* **Problem description**: Copy out each line of the data that holds the word "сфере".

* **Materials provided**:
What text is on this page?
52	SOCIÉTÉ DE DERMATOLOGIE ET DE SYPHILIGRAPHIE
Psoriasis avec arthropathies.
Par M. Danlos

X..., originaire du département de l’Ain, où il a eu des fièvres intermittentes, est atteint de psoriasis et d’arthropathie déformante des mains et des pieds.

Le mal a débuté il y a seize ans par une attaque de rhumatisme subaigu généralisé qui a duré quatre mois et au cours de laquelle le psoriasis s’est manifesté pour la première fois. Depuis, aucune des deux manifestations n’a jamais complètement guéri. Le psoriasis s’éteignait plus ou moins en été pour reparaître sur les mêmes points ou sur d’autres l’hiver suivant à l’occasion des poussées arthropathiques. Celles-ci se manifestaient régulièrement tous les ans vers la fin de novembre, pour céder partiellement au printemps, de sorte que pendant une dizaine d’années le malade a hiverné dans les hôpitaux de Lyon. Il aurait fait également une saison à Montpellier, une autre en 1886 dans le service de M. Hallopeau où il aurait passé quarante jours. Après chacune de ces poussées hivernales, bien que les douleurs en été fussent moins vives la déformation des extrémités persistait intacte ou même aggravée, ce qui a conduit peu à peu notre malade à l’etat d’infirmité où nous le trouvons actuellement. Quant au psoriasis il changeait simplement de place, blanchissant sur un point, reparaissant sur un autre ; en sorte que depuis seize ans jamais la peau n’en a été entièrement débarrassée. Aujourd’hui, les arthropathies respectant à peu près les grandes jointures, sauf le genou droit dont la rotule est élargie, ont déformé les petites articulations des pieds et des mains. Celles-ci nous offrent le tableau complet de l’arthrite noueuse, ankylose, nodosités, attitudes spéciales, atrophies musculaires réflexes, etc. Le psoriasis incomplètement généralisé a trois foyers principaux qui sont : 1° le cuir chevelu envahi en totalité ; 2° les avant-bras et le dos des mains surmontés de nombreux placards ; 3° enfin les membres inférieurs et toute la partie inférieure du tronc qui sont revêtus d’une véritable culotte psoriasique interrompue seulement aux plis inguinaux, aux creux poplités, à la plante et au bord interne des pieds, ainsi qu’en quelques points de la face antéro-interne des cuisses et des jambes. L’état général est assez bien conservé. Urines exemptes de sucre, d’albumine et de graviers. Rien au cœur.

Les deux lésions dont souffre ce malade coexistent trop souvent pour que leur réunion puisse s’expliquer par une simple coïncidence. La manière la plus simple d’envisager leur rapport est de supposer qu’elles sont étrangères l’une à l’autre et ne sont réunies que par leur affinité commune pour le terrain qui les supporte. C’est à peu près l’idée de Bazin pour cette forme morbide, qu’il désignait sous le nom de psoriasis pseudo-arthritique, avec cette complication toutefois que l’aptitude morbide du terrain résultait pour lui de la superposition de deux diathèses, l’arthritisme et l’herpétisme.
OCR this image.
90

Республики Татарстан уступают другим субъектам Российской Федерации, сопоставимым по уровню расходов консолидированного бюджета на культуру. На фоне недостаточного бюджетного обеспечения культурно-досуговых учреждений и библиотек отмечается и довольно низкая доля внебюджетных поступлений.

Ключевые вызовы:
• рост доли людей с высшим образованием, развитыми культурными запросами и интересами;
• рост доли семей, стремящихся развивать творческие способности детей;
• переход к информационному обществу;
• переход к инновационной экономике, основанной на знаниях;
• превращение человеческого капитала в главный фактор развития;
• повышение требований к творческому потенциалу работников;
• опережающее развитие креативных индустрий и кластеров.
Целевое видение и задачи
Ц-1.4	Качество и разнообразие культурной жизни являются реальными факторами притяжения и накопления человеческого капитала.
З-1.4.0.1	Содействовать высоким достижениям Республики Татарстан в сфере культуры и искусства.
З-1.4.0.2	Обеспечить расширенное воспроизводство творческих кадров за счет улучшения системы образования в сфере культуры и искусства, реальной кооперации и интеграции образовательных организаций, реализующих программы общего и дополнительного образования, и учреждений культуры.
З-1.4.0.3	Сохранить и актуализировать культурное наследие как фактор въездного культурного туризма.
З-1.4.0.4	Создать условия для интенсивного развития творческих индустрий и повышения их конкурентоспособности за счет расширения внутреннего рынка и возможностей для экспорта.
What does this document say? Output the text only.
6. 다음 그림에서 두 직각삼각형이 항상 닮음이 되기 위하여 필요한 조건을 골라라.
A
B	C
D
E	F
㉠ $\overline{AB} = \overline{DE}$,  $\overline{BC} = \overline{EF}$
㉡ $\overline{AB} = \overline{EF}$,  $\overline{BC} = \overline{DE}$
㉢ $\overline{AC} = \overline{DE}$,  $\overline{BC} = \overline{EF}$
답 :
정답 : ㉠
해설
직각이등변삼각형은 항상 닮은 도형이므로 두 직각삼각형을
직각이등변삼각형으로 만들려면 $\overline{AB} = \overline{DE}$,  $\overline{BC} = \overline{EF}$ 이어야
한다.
---
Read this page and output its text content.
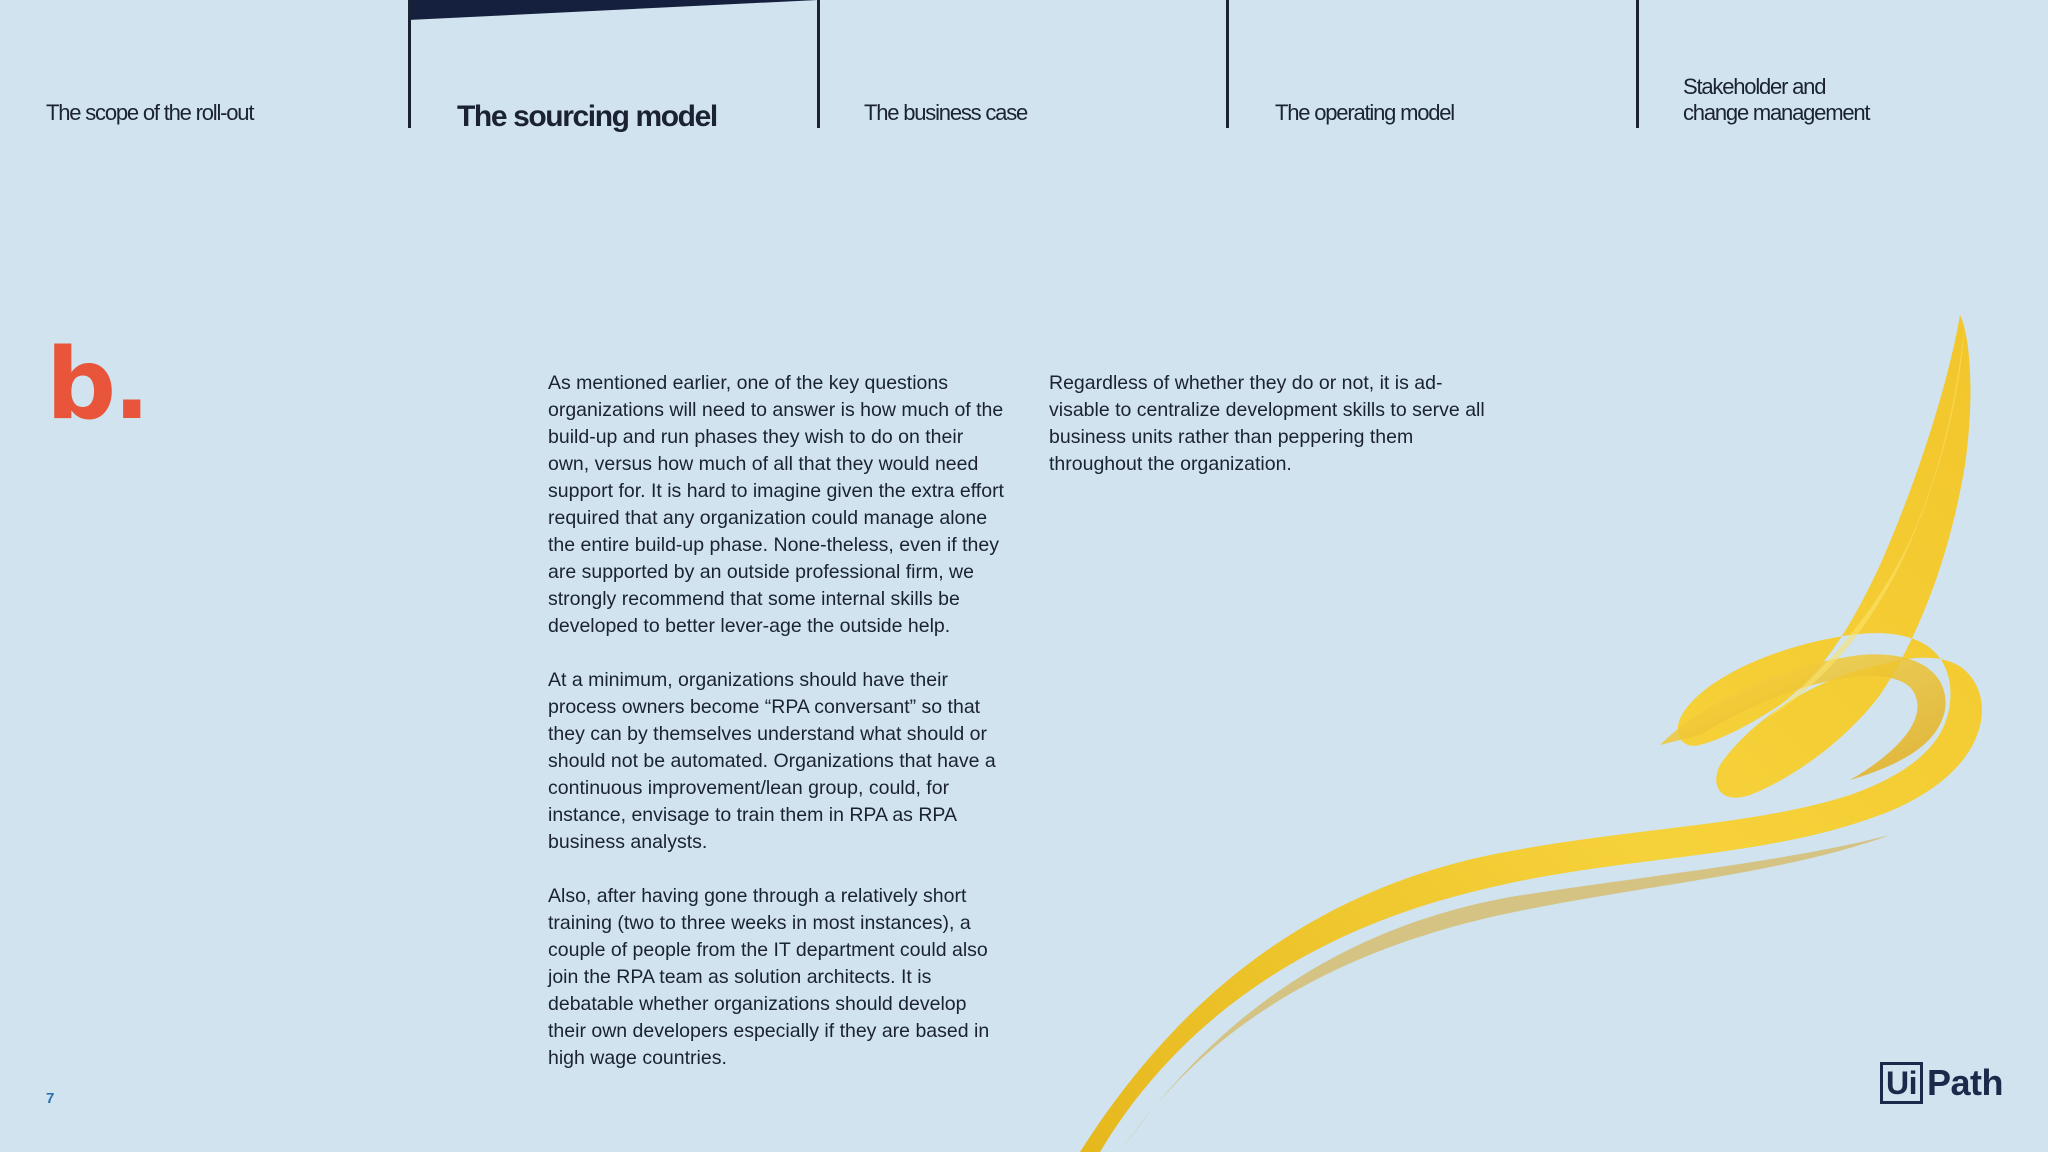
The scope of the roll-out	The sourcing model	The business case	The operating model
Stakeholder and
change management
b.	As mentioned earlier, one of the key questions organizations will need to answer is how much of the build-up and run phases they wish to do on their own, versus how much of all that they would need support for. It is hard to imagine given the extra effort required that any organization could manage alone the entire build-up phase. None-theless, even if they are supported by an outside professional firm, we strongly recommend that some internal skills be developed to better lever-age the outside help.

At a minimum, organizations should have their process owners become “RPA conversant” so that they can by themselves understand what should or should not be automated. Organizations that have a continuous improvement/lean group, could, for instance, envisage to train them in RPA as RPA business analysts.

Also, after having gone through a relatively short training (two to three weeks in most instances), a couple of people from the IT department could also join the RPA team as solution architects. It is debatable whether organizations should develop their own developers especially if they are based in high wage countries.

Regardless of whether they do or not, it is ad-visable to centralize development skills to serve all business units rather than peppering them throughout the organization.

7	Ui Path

* **Response to this exercise**:
З-1.4.0.1	Содействовать высоким достижениям Республики Татарстан в сфере культуры и искусства.
З-1.4.0.2	Обеспечить расширенное воспроизводство творческих кадров за счет улучшения системы образования в сфере культуры и искусства, реальной кооперации и интеграции образовательных организаций, реализующих программы общего и дополнительного образования, и учреждений культуры.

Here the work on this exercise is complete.